Given exercise:
Extract the lines beginning at the one that holds "Convert this document image to plain text." and ending at the final line of the material below, keeping them exact and leaving out all pictures.
— Start Supplied entries —
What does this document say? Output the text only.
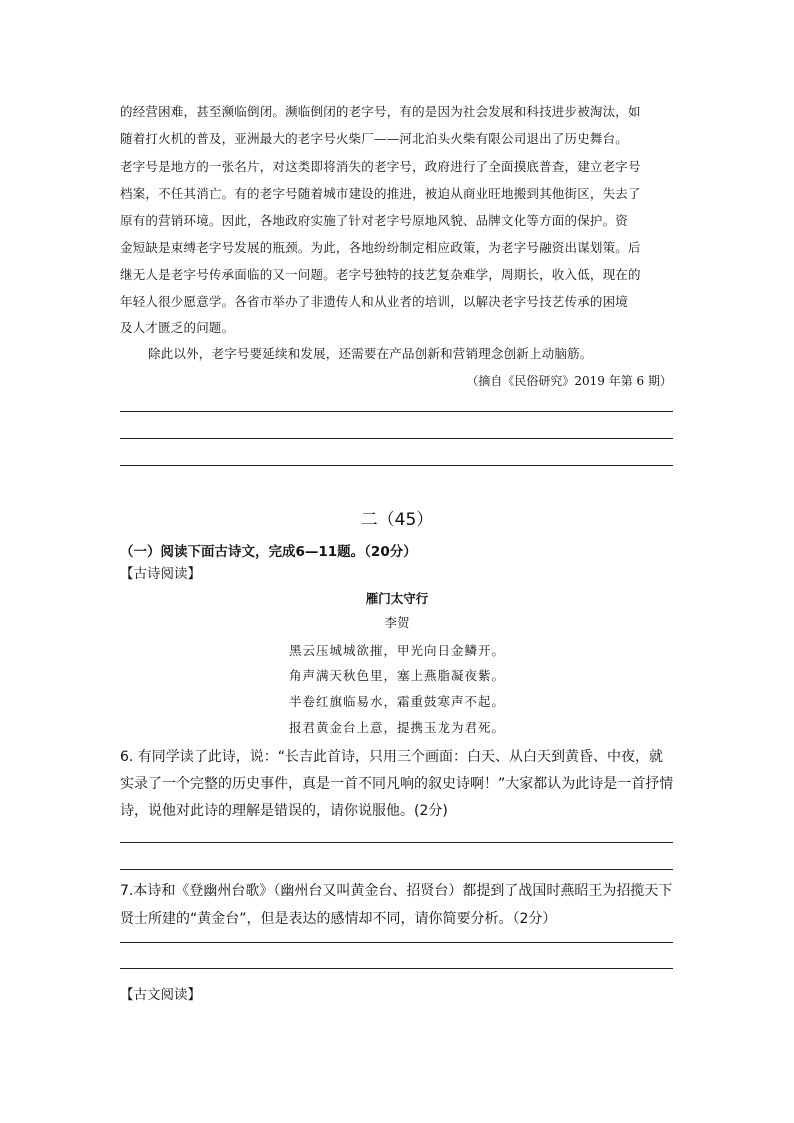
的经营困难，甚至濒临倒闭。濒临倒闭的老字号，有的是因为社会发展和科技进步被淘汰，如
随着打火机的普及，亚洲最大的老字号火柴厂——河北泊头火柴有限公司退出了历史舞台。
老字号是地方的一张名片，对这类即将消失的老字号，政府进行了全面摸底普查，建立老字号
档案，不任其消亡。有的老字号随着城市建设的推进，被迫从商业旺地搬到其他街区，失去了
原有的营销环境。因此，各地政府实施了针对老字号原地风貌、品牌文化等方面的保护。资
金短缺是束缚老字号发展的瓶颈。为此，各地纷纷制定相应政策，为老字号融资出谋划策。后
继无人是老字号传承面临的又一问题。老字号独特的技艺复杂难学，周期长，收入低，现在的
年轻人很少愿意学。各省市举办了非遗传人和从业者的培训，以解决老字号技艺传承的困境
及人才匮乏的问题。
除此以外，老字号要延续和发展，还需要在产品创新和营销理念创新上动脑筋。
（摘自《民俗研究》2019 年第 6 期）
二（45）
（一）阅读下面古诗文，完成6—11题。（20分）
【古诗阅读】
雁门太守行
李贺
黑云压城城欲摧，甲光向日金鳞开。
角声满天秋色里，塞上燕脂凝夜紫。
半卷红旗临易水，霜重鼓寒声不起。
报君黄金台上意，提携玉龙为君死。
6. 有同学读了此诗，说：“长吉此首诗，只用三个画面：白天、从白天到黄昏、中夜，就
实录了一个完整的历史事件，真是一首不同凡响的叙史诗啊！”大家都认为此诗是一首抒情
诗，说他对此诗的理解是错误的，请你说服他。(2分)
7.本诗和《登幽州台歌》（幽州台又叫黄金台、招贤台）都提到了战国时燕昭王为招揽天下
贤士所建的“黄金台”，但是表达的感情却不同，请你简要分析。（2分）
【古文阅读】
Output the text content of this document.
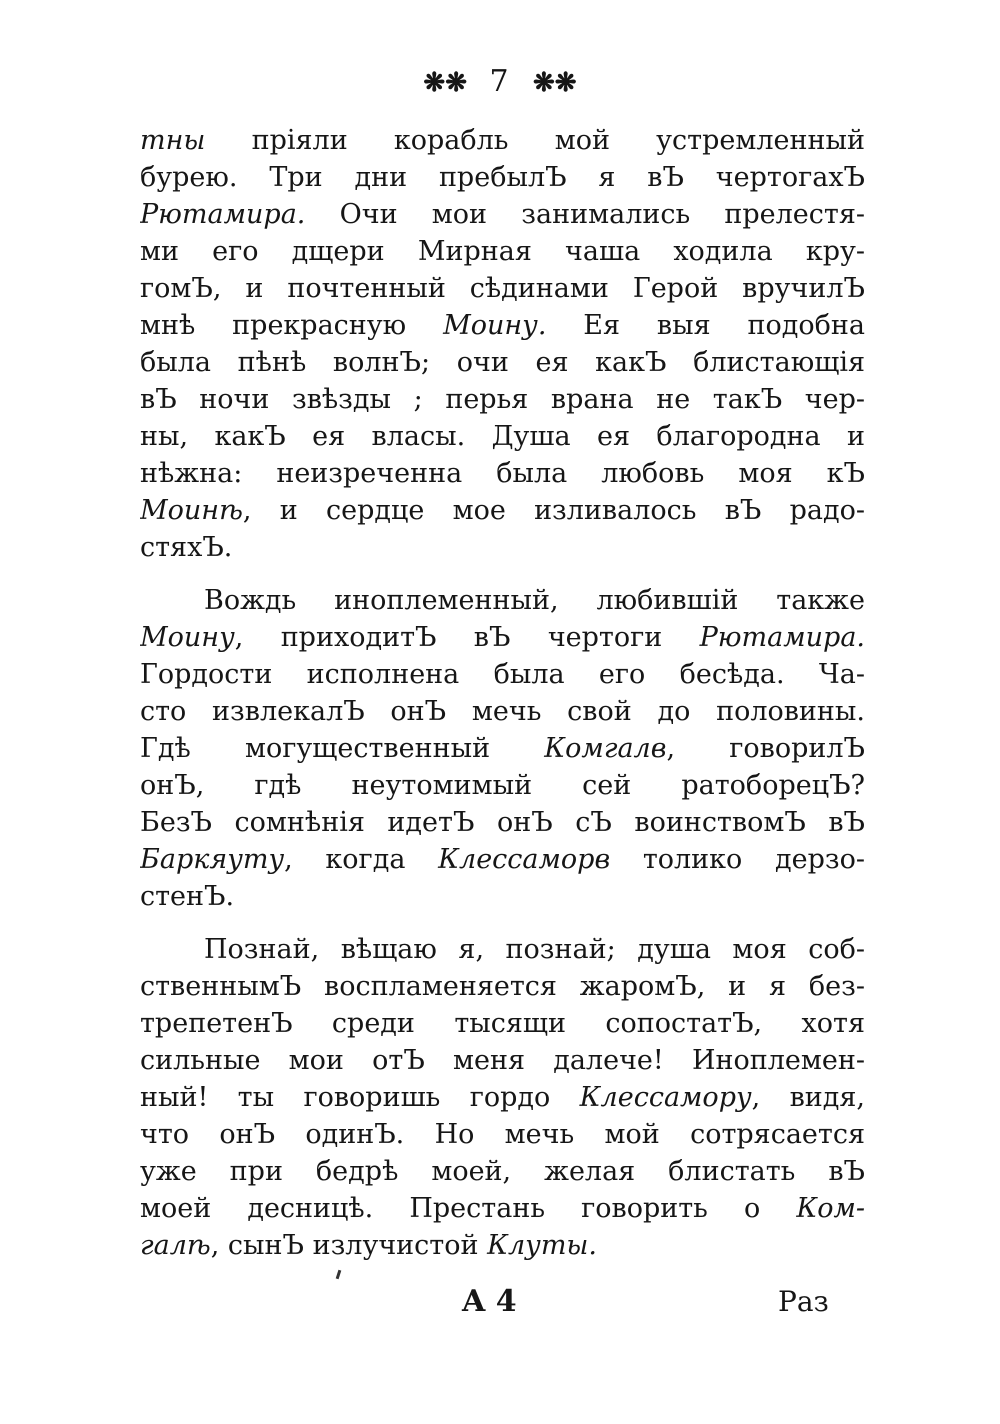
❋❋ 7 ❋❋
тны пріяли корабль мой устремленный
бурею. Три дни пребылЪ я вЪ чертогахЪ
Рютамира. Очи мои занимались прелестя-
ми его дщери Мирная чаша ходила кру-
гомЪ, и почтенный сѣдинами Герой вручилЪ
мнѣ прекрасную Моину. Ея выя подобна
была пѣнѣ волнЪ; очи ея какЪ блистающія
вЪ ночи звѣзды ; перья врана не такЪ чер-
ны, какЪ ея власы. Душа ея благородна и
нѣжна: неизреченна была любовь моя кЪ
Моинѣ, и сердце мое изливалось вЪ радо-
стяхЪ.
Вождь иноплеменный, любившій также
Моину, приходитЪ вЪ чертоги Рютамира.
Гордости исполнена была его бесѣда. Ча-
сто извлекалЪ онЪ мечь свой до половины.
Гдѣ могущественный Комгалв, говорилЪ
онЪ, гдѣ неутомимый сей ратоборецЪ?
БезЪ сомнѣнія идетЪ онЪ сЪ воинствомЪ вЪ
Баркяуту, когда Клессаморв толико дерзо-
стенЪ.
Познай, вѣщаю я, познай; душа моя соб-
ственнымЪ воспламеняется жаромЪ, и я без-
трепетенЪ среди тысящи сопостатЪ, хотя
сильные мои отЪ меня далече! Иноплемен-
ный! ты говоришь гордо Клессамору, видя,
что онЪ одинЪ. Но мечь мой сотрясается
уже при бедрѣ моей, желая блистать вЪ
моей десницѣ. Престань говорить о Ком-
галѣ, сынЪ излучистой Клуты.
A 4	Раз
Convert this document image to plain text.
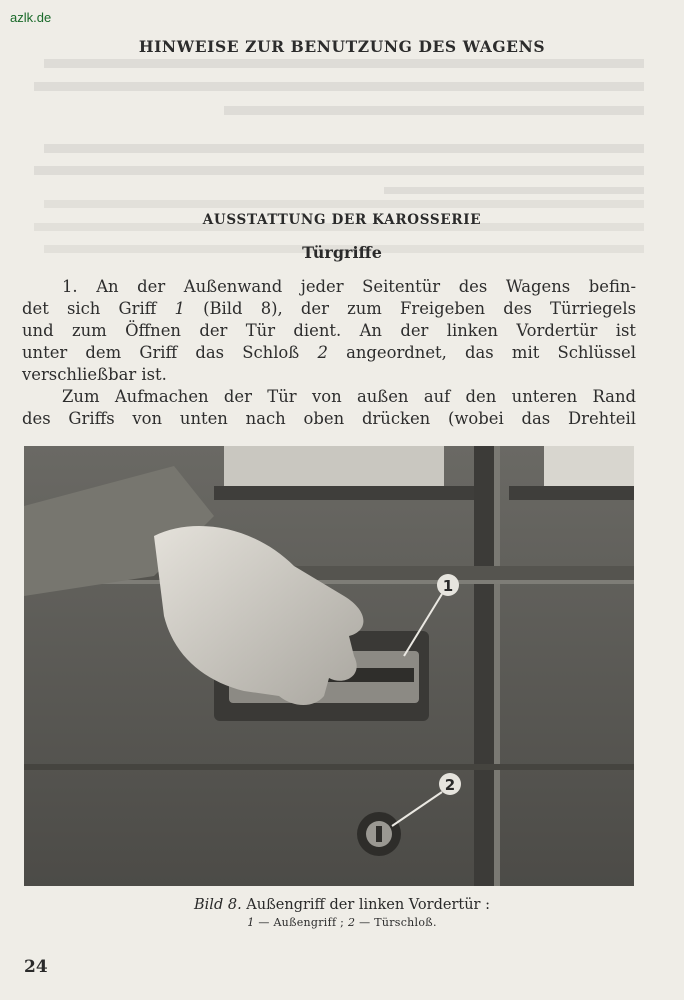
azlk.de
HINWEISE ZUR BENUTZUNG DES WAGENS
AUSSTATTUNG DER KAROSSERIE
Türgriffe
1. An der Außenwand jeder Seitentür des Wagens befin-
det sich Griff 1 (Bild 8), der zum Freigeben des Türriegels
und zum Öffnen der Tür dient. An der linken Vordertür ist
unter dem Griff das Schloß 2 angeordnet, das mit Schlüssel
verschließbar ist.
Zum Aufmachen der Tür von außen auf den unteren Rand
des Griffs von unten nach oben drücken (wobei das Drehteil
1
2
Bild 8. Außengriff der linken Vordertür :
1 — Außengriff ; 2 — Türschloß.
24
— End Supplied entries —
The reply:
Convert this document image to plain text.
azlk.de
HINWEISE ZUR BENUTZUNG DES WAGENS
AUSSTATTUNG DER KAROSSERIE
Türgriffe
1. An der Außenwand jeder Seitentür des Wagens befin-
det sich Griff 1 (Bild 8), der zum Freigeben des Türriegels
und zum Öffnen der Tür dient. An der linken Vordertür ist
unter dem Griff das Schloß 2 angeordnet, das mit Schlüssel
verschließbar ist.
Zum Aufmachen der Tür von außen auf den unteren Rand
des Griffs von unten nach oben drücken (wobei das Drehteil
1
2
Bild 8. Außengriff der linken Vordertür :
1 — Außengriff ; 2 — Türschloß.
24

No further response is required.